From the listing below, pick out each line with the word "marker".

**Structured figure records**

+ + + + +

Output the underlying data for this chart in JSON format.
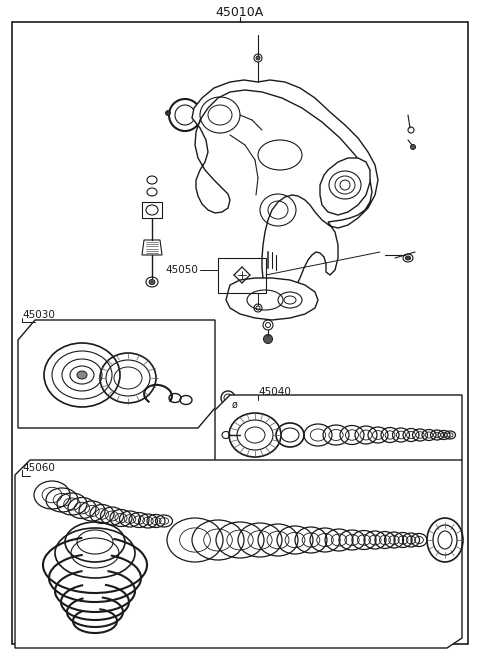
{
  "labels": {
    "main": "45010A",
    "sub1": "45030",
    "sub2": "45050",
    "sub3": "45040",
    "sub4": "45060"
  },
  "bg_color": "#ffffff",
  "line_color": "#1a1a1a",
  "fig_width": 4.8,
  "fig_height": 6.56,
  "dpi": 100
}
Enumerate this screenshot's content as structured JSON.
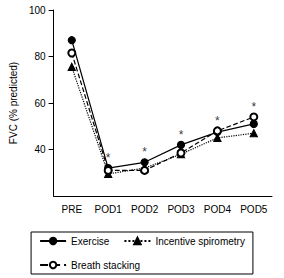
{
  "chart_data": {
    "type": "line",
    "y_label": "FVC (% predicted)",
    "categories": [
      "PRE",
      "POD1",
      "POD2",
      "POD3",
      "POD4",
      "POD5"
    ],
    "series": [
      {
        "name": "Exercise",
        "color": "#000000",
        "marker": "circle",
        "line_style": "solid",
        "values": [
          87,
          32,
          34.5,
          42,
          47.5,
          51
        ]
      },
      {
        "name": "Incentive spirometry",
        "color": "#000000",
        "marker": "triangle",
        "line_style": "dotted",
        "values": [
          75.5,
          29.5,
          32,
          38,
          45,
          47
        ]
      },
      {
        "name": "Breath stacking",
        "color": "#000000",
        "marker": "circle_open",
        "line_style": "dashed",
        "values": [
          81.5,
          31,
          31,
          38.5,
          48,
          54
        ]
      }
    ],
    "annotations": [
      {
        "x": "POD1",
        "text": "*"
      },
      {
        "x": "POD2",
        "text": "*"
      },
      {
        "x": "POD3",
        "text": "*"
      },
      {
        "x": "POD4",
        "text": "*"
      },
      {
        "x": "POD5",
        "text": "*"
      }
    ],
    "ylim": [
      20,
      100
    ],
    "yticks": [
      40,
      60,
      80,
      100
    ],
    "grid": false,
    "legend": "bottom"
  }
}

+ + + + +

**Answer for the task**
        "marker": "circle",
        "marker": "triangle",
        "marker": "circle_open",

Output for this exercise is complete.